### EXERCISE DETAILS
Output the full material exactly as it appears here.

◆ ◆ ◆ ◆ ◆

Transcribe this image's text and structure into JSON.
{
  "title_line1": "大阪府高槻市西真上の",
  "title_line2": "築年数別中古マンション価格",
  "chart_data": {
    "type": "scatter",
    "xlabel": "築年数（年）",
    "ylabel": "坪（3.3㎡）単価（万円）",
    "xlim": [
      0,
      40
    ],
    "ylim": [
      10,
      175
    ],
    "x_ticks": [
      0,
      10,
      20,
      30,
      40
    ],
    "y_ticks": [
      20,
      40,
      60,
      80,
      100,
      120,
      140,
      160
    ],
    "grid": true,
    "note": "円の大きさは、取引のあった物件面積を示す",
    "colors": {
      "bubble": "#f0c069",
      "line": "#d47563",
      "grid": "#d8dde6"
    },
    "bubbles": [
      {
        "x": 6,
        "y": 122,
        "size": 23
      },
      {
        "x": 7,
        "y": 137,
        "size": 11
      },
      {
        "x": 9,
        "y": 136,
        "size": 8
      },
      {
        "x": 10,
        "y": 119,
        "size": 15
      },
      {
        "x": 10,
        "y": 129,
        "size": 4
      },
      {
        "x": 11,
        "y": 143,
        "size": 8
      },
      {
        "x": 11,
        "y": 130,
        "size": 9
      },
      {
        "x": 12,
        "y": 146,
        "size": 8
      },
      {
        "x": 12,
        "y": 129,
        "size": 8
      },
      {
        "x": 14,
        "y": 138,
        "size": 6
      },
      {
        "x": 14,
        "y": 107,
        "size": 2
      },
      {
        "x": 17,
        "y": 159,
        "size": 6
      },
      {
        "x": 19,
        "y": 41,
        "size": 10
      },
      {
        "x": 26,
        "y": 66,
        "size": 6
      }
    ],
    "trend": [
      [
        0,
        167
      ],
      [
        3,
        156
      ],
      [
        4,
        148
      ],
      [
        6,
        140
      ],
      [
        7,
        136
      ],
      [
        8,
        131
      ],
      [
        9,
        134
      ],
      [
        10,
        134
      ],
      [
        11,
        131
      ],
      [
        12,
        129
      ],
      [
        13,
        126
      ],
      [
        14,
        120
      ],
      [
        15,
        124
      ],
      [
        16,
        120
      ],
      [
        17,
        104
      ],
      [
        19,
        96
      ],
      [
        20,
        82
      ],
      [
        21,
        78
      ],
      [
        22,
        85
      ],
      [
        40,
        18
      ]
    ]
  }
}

◆ ◆ ◆ ◆ ◆

### WRITTEN RESPONSE
Transcribe this image's text and structure into JSON.
{
  "title_line1": "大阪府高槻市西真上の",
  "title_line2": "築年数別中古マンション価格",
  "chart_data": {
    "type": "scatter",
    "xlabel": "築年数（年）",
    "ylabel": "坪（3.3㎡）単価（万円）",
    "xlim": [
      0,
      40
    ],
    "ylim": [
      10,
      175
    ],
    "x_ticks": [
      0,
      10,
      20,
      30,
      40
    ],
    "y_ticks": [
      20,
      40,
      60,
      80,
      100,
      120,
      140,
      160
    ],
    "grid": true,
    "note": "円の大きさは、取引のあった物件面積を示す",
    "colors": {
      "bubble": "#f0c069",
      "line": "#d47563",
      "grid": "#d8dde6"
    },
    "bubbles": [
      {
        "x": 6,
        "y": 122,
        "size": 23
      },
      {
        "x": 7,
        "y": 137,
        "size": 11
      },
      {
        "x": 9,
        "y": 136,
        "size": 8
      },
      {
        "x": 10,
        "y": 119,
        "size": 15
      },
      {
        "x": 10,
        "y": 129,
        "size": 4
      },
      {
        "x": 11,
        "y": 143,
        "size": 8
      },
      {
        "x": 11,
        "y": 130,
        "size": 9
      },
      {
        "x": 12,
        "y": 146,
        "size": 8
      },
      {
        "x": 12,
        "y": 129,
        "size": 8
      },
      {
        "x": 14,
        "y": 138,
        "size": 6
      },
      {
        "x": 14,
        "y": 107,
        "size": 2
      },
      {
        "x": 17,
        "y": 159,
        "size": 6
      },
      {
        "x": 19,
        "y": 41,
        "size": 10
      },
      {
        "x": 26,
        "y": 66,
        "size": 6
      }
    ],
    "trend": [
      [
        0,
        167
      ],
      [
        3,
        156
      ],
      [
        4,
        148
      ],
      [
        6,
        140
      ],
      [
        7,
        136
      ],
      [
        8,
        131
      ],
      [
        9,
        134
      ],
      [
        10,
        134
      ],
      [
        11,
        131
      ],
      [
        12,
        129
      ],
      [
        13,
        126
      ],
      [
        14,
        120
      ],
      [
        15,
        124
      ],
      [
        16,
        120
      ],
      [
        17,
        104
      ],
      [
        19,
        96
      ],
      [
        20,
        82
      ],
      [
        21,
        78
      ],
      [
        22,
        85
      ],
      [
        40,
        18
      ]
    ]
  }
}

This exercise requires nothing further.